| EXERCISE BRIEF |
From the entries below, copy out every line with "over" in it.

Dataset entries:
■ ■ ■

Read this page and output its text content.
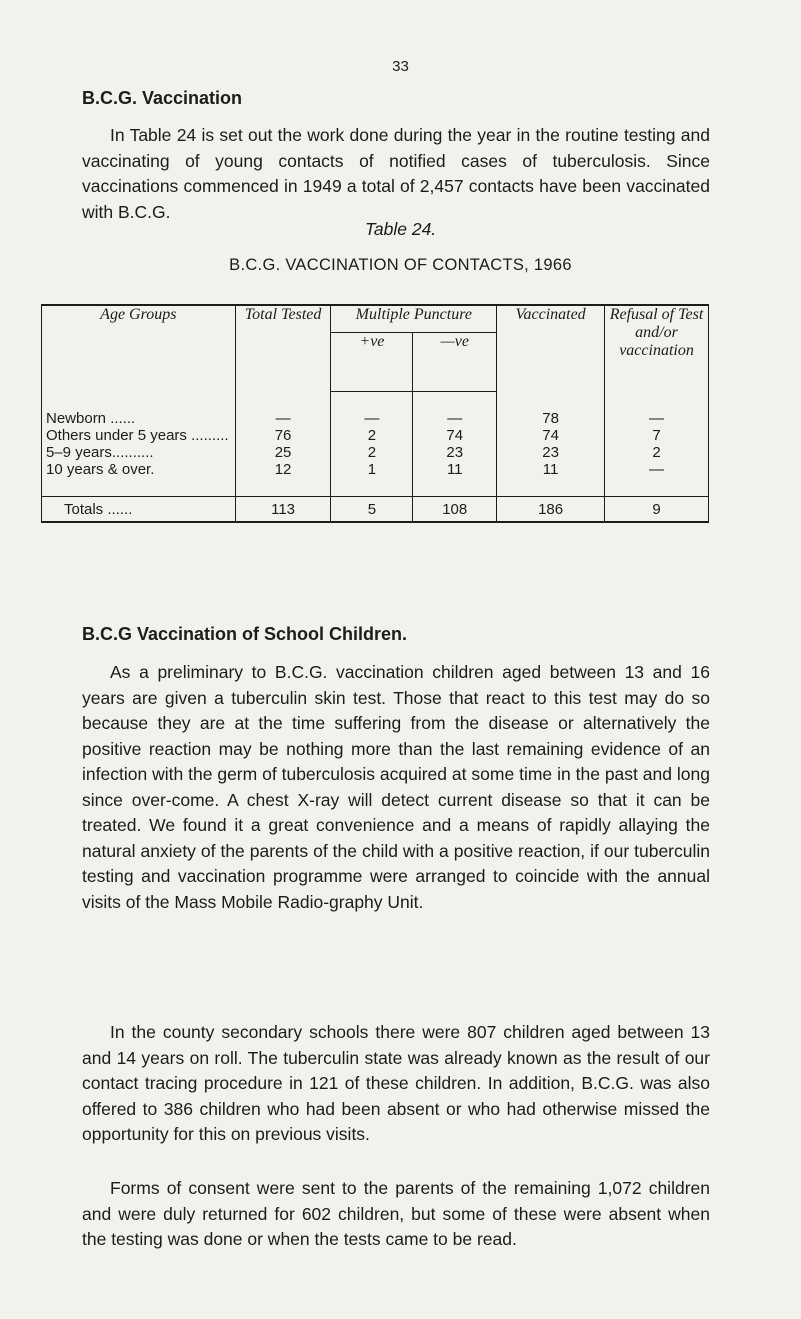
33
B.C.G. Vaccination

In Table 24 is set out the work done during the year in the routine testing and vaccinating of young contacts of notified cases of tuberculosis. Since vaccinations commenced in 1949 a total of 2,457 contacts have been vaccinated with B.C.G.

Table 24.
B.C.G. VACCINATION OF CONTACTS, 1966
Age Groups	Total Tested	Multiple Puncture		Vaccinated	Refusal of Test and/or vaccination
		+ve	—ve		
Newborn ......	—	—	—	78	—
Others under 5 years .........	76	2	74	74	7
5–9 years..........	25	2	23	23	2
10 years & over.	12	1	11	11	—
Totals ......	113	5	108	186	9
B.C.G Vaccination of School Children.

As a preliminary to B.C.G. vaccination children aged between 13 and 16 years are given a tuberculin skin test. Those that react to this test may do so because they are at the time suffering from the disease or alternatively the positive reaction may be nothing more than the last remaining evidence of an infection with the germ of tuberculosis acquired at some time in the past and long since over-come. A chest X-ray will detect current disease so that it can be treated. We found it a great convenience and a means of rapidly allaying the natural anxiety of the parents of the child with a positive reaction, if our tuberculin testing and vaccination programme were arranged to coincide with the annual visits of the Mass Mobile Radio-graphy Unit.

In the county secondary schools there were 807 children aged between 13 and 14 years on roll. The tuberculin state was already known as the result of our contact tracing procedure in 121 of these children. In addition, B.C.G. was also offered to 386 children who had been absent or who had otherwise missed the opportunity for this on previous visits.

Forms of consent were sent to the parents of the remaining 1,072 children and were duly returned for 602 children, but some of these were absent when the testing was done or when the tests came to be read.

■ ■ ■

| SOLUTION TO THE EXERCISE |
10 years & over.	12	1	11	11	—
As a preliminary to B.C.G. vaccination children aged between 13 and 16 years are given a tuberculin skin test. Those that react to this test may do so because they are at the time suffering from the disease or alternatively the positive reaction may be nothing more than the last remaining evidence of an infection with the germ of tuberculosis acquired at some time in the past and long since over-come. A chest X-ray will detect current disease so that it can be treated. We found it a great convenience and a means of rapidly allaying the natural anxiety of the parents of the child with a positive reaction, if our tuberculin testing and vaccination programme were arranged to coincide with the annual visits of the Mass Mobile Radio-graphy Unit.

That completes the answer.